• Material to process
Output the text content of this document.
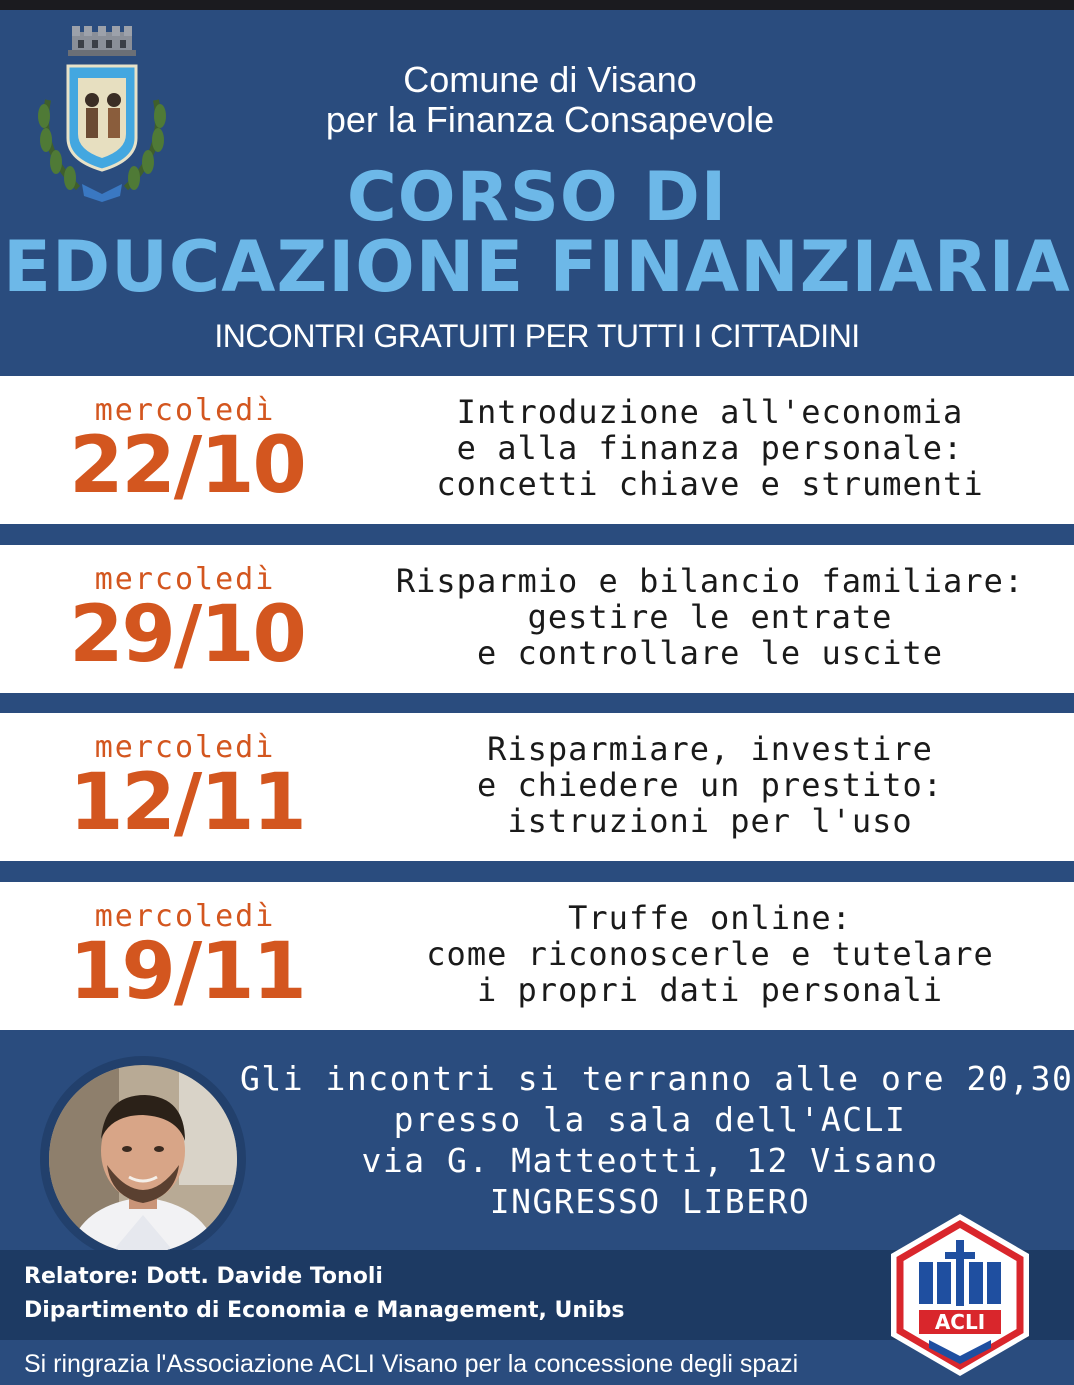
Comune di Visano
per la Finanza Consapevole
CORSO DI
EDUCAZIONE FINANZIARIA
INCONTRI GRATUITI PER TUTTI I CITTADINI
mercoledì
22/10
Introduzione all'economia
e alla finanza personale:
concetti chiave e strumenti
mercoledì
29/10
Risparmio e bilancio familiare:
gestire le entrate
e controllare le uscite
mercoledì
12/11
Risparmiare, investire
e chiedere un prestito:
istruzioni per l'uso
mercoledì
19/11
Truffe online:
come riconoscerle e tutelare
i propri dati personali
Gli incontri si terranno alle ore 20,30
presso la sala dell'ACLI
via G. Matteotti, 12 Visano
INGRESSO LIBERO
Relatore: Dott. Davide Tonoli
Dipartimento di Economia e Management, Unibs	ACLI
Si ringrazia l'Associazione ACLI Visano per la concessione degli spazi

• Short exercise
Reproduce the material above verbatim; omit every picture.

• Complete output
Output the text content of this document.
Comune di Visano
per la Finanza Consapevole
CORSO DI
EDUCAZIONE FINANZIARIA
INCONTRI GRATUITI PER TUTTI I CITTADINI
mercoledì
22/10
Introduzione all'economia
e alla finanza personale:
concetti chiave e strumenti
mercoledì
29/10
Risparmio e bilancio familiare:
gestire le entrate
e controllare le uscite
mercoledì
12/11
Risparmiare, investire
e chiedere un prestito:
istruzioni per l'uso
mercoledì
19/11
Truffe online:
come riconoscerle e tutelare
i propri dati personali
Gli incontri si terranno alle ore 20,30
presso la sala dell'ACLI
via G. Matteotti, 12 Visano
INGRESSO LIBERO
Relatore: Dott. Davide Tonoli
Dipartimento di Economia e Management, Unibs	ACLI
Si ringrazia l'Associazione ACLI Visano per la concessione degli spazi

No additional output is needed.